(INSTRUCTIONS TO FOLLOW):
Locate the word "name" in the data below, then copy every line that holds it.

┄┄┄┄┄┄

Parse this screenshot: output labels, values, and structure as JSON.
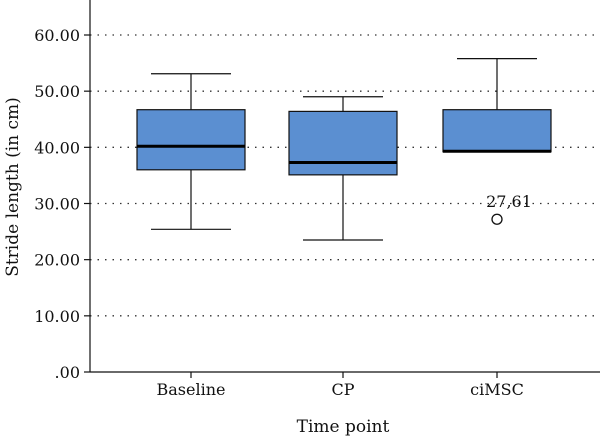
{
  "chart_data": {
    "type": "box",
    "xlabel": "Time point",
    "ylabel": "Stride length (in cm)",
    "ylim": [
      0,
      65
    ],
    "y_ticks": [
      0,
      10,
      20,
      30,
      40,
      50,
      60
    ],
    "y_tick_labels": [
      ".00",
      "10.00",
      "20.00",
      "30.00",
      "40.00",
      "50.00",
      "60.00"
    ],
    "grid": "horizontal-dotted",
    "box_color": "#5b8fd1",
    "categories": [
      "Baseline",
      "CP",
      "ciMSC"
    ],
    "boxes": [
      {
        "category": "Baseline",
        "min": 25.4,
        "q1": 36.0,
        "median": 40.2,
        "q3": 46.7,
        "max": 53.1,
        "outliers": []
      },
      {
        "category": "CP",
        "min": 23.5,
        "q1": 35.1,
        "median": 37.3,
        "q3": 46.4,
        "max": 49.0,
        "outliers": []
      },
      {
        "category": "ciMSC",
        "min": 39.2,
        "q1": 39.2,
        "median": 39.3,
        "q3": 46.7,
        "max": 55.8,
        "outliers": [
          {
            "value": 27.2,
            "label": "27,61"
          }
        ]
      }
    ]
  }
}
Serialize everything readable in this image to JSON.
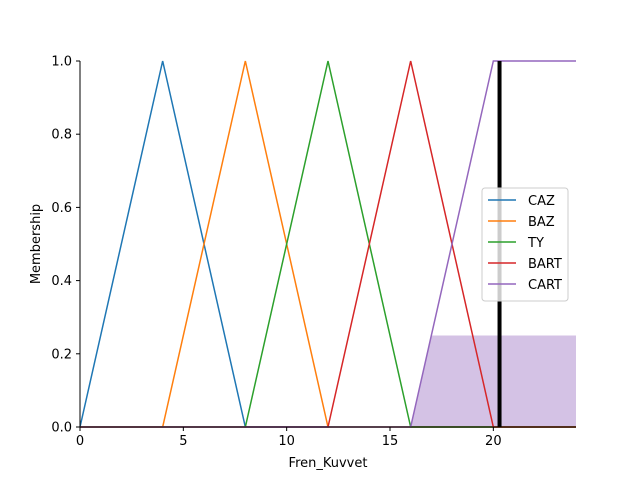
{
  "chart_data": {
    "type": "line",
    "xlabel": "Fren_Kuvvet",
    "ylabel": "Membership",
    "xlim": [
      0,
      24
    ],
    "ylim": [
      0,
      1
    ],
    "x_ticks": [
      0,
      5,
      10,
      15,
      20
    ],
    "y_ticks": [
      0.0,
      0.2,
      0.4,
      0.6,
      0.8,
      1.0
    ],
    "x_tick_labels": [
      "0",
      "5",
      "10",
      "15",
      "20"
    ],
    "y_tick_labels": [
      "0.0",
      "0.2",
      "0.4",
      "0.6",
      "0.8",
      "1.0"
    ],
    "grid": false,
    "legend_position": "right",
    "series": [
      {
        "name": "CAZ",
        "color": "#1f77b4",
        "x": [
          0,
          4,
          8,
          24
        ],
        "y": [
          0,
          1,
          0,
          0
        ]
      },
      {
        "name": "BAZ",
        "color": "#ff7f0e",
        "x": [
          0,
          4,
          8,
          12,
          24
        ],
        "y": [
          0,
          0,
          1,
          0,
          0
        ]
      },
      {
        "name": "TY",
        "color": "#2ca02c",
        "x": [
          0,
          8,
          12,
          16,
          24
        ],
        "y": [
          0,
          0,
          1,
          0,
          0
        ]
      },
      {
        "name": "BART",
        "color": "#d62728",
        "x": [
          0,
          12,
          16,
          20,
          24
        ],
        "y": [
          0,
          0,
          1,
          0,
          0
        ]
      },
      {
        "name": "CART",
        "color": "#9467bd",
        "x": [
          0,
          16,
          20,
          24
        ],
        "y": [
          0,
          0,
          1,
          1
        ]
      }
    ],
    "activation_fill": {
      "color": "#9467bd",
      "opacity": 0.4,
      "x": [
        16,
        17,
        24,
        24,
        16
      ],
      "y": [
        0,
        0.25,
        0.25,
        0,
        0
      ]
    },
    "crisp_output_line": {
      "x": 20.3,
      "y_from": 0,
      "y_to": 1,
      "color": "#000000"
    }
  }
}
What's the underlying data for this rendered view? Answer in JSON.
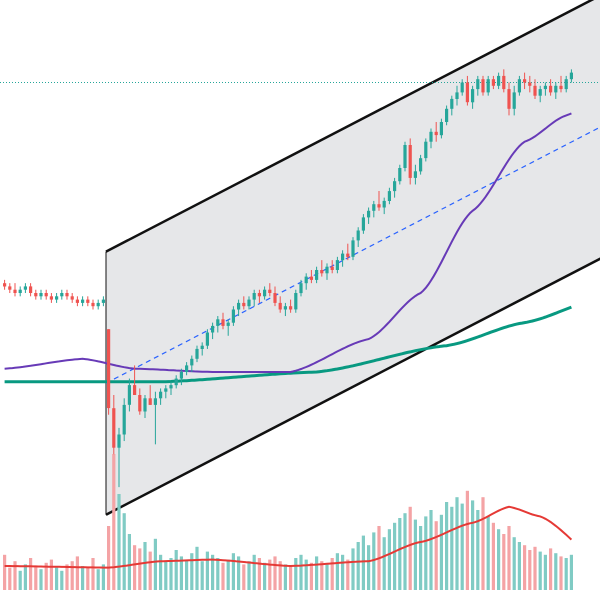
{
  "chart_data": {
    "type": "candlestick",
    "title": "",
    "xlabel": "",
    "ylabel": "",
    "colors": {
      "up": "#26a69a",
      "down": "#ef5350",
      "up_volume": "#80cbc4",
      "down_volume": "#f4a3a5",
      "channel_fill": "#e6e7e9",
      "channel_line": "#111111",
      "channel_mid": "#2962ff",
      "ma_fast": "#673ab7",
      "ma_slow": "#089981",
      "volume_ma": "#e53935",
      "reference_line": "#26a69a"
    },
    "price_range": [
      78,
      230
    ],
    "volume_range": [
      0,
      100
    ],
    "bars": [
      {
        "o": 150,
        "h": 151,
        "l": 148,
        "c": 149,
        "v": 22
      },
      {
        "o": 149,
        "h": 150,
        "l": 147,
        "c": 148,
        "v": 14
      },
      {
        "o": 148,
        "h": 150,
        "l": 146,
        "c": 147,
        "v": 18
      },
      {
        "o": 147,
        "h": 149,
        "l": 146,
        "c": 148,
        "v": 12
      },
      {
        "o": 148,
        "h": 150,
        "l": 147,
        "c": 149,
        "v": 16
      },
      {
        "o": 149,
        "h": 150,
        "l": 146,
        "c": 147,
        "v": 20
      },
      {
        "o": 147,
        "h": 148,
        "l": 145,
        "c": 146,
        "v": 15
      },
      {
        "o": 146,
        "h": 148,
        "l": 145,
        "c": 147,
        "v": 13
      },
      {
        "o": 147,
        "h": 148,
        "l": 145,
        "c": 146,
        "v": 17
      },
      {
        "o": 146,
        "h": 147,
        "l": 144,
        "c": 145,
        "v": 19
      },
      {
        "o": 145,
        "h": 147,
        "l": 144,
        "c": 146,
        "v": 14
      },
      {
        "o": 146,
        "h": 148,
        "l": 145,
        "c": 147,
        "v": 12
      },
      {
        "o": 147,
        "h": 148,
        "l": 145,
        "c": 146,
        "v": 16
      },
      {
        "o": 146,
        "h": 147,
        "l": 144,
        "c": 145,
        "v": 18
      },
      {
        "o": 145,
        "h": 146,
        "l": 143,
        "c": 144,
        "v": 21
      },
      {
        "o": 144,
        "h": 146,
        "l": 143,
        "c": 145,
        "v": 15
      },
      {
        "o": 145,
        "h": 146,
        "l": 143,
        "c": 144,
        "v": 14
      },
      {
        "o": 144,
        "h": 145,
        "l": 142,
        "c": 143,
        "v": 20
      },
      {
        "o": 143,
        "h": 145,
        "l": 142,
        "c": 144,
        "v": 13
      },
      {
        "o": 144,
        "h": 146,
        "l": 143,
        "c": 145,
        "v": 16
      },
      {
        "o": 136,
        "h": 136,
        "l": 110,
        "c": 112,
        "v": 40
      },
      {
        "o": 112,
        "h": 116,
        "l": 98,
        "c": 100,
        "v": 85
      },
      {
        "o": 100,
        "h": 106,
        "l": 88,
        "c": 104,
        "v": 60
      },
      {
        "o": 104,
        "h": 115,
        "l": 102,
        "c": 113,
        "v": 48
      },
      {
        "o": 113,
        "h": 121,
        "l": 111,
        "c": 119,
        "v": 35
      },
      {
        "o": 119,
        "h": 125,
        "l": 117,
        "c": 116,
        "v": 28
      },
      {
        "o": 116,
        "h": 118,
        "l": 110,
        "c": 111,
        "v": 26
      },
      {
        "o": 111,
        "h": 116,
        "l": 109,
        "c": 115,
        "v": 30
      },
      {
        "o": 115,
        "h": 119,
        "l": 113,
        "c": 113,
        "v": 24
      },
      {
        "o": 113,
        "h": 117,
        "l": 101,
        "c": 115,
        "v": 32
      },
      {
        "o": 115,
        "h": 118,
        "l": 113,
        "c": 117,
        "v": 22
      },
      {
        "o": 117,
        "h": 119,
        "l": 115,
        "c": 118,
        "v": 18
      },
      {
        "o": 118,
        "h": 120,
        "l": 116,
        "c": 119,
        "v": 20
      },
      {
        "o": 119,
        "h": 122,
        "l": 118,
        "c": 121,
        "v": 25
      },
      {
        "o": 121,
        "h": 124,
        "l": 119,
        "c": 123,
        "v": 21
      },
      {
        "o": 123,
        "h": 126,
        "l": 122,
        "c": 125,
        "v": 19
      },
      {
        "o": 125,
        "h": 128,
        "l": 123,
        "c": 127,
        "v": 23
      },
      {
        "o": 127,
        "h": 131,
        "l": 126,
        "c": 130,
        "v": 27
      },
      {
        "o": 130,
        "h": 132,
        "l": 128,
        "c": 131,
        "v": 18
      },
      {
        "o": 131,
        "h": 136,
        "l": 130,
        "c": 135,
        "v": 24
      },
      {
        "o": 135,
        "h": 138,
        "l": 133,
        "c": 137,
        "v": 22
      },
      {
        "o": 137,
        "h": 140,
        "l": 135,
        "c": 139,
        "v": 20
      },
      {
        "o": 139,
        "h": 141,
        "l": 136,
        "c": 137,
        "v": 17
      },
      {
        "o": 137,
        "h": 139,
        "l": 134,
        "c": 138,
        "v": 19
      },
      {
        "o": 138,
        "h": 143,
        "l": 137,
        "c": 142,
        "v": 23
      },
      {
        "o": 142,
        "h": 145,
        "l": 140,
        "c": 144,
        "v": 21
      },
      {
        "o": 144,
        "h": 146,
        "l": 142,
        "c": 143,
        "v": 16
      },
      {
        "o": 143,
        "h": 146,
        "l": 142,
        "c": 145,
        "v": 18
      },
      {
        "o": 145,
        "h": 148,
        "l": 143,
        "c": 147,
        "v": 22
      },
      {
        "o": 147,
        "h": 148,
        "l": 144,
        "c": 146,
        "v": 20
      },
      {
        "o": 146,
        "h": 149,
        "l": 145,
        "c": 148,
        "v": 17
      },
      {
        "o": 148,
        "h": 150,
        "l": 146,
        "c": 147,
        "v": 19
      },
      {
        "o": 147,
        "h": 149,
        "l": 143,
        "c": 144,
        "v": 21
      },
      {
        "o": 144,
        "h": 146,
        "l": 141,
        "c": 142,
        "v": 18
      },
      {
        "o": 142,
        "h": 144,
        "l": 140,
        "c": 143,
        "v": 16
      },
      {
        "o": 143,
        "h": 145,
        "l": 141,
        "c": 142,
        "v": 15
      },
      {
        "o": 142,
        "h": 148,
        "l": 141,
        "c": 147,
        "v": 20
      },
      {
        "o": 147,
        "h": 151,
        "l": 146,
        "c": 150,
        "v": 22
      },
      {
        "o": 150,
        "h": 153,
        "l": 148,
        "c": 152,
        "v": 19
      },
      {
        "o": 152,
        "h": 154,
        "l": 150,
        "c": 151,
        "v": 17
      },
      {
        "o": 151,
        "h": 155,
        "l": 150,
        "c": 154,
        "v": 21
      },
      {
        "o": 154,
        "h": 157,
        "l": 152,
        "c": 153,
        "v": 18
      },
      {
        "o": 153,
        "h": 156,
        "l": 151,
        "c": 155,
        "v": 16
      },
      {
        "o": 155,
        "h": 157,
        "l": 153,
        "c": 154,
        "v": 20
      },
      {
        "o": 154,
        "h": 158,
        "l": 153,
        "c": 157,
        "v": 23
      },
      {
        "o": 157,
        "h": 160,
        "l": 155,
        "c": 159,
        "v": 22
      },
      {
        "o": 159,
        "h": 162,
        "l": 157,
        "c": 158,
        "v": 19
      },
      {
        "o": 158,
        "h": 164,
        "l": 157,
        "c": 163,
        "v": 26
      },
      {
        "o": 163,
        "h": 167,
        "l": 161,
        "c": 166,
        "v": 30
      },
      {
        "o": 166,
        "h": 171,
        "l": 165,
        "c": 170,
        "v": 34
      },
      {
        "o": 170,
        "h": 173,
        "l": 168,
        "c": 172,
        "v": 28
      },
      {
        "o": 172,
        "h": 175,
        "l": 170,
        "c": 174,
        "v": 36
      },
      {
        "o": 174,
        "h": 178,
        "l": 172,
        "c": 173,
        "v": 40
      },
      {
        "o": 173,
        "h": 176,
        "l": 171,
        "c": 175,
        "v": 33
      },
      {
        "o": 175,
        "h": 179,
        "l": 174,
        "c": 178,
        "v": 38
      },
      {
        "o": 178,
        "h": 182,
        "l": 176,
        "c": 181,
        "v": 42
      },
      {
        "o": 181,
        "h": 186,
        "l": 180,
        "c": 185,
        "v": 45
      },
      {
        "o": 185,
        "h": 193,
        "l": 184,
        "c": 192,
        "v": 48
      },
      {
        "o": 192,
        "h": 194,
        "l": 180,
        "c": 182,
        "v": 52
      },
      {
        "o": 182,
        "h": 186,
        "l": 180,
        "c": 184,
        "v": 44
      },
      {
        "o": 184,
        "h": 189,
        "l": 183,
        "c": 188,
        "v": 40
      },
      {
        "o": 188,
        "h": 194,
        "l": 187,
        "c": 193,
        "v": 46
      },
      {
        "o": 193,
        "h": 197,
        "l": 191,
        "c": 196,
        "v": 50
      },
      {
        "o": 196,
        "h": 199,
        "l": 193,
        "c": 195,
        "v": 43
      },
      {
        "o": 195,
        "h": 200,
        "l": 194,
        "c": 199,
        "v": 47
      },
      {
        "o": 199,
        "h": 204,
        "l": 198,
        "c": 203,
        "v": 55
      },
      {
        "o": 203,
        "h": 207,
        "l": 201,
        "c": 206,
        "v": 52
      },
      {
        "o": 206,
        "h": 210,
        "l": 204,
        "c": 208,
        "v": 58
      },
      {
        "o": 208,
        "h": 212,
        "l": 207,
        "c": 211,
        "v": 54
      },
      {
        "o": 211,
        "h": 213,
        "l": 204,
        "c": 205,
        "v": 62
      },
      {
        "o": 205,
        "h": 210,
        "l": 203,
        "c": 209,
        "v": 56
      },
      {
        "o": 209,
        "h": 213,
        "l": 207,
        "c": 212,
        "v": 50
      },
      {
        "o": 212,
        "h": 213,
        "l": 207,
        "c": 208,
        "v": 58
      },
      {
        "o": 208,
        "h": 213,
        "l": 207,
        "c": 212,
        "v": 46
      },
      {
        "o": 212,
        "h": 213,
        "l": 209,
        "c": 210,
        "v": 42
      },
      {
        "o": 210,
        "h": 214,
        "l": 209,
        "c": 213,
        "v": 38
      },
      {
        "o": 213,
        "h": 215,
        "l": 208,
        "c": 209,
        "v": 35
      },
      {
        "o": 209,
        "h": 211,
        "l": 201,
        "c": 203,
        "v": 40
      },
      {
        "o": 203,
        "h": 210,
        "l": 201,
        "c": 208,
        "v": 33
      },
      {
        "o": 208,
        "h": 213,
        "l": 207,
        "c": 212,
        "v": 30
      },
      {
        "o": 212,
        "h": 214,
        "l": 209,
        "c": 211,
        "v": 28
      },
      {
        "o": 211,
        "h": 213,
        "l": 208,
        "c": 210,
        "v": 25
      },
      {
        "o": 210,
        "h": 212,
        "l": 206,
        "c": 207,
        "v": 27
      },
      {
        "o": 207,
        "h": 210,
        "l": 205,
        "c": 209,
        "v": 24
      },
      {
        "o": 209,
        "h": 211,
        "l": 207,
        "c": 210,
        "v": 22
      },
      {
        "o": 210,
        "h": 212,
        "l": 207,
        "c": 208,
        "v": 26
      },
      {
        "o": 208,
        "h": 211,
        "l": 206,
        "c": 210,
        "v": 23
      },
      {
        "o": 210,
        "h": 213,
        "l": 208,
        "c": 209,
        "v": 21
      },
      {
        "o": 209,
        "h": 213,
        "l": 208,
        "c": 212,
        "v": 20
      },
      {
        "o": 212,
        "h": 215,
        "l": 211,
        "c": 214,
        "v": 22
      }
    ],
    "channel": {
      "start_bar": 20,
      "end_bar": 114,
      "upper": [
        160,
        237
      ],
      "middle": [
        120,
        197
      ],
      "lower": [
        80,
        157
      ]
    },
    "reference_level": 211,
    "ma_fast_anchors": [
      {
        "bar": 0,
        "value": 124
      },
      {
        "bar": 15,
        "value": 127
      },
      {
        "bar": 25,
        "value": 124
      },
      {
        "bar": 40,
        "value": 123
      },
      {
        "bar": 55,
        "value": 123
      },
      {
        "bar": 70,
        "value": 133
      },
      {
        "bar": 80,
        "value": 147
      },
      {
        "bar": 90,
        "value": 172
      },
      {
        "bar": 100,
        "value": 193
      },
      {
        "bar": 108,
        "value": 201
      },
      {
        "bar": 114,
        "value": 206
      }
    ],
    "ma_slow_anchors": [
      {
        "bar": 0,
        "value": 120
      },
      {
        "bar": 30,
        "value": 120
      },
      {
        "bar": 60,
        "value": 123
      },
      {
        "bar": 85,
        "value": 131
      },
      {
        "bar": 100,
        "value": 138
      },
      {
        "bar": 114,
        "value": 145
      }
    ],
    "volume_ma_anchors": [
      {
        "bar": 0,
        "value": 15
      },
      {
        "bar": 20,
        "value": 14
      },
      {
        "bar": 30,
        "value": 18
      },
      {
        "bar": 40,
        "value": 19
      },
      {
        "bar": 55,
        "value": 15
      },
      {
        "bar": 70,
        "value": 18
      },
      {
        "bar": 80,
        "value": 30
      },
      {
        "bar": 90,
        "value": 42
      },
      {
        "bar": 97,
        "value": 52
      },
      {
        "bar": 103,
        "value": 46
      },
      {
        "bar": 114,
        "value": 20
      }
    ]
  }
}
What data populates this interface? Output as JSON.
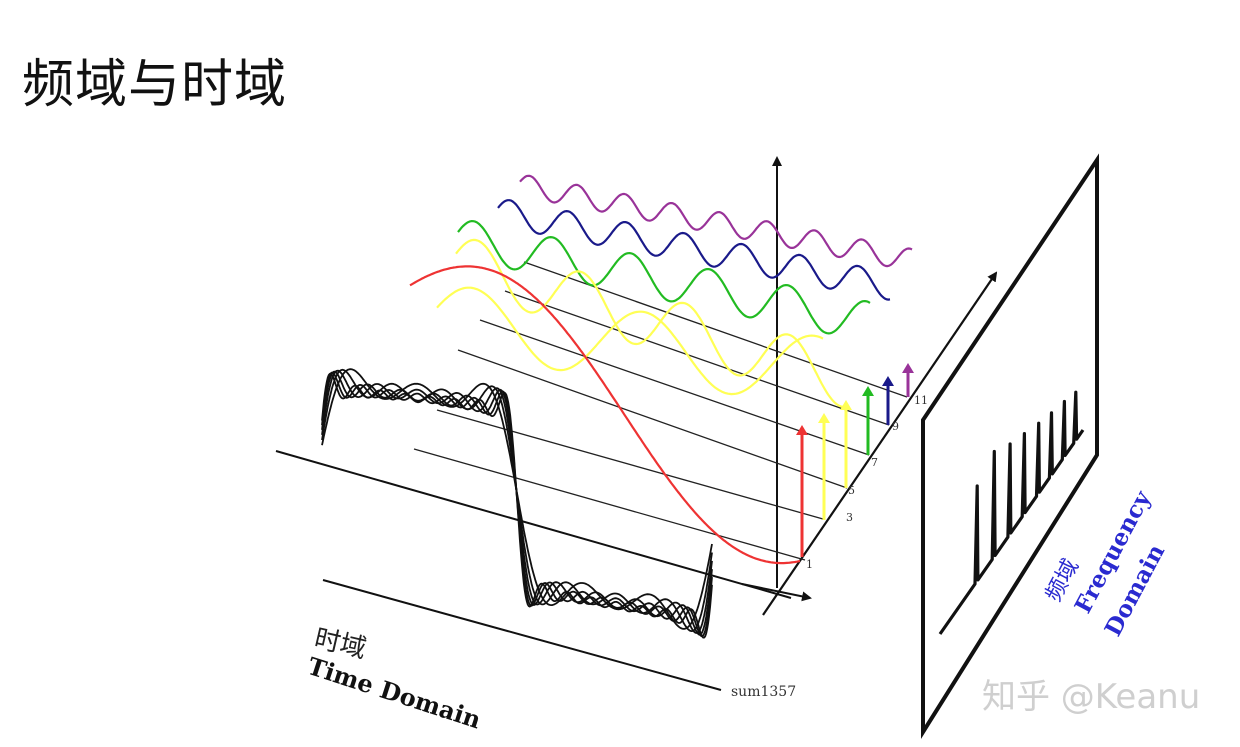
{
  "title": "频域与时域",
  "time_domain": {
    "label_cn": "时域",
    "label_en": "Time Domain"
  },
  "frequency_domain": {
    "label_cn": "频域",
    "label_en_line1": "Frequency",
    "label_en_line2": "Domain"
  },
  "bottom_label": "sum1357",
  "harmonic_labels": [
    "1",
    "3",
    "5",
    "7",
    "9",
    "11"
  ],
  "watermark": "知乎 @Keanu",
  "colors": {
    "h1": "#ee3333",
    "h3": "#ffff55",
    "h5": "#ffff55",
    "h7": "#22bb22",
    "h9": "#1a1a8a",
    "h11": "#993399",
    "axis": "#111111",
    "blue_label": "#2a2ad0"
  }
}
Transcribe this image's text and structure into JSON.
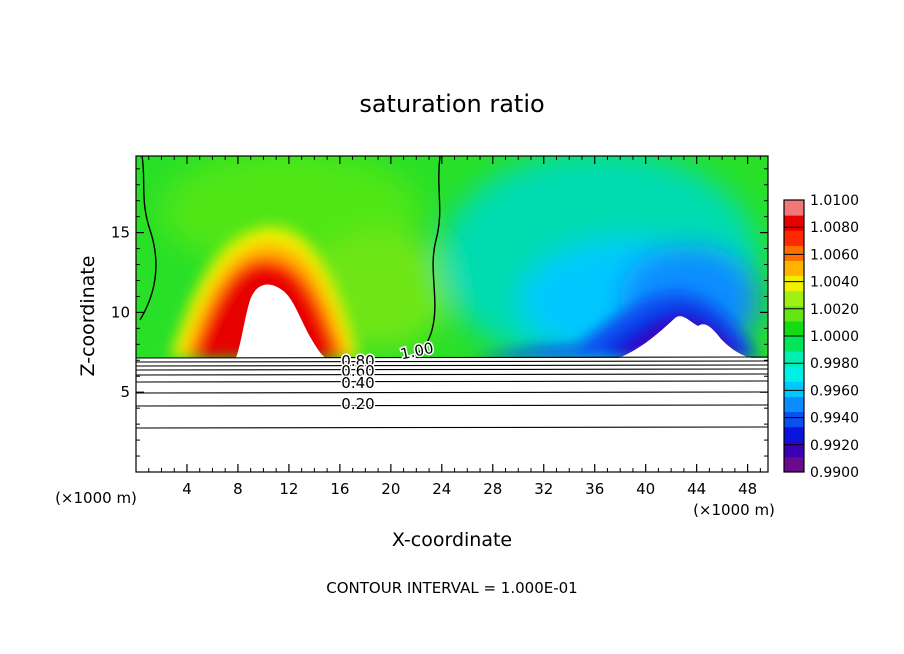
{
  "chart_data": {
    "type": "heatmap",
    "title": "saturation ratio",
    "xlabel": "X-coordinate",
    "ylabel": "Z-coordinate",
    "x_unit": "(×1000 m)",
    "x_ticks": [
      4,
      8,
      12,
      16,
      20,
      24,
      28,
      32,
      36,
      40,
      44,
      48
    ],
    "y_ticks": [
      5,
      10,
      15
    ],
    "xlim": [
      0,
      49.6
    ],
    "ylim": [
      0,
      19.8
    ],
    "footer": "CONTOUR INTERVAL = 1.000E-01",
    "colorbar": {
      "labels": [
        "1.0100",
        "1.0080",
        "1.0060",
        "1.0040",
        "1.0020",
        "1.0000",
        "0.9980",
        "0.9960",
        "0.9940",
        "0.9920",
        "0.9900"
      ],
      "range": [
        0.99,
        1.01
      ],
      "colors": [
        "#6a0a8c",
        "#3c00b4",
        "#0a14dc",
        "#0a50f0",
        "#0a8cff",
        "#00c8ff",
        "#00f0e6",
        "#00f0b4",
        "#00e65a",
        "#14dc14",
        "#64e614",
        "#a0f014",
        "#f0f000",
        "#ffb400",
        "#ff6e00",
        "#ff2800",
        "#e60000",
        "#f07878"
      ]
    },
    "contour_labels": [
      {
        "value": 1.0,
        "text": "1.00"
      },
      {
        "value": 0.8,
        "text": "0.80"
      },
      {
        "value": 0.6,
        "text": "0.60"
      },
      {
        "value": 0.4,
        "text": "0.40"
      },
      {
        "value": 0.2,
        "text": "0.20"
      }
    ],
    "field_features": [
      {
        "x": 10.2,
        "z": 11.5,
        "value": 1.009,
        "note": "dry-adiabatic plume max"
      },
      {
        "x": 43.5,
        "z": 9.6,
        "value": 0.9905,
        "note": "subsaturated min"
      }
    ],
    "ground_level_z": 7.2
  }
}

┄┄┄┄┄┄

(SOLUTION):
        "name": "CAZ",
        "name": "BAZ",
        "name": "TY",
        "name": "BART",
        "name": "CART",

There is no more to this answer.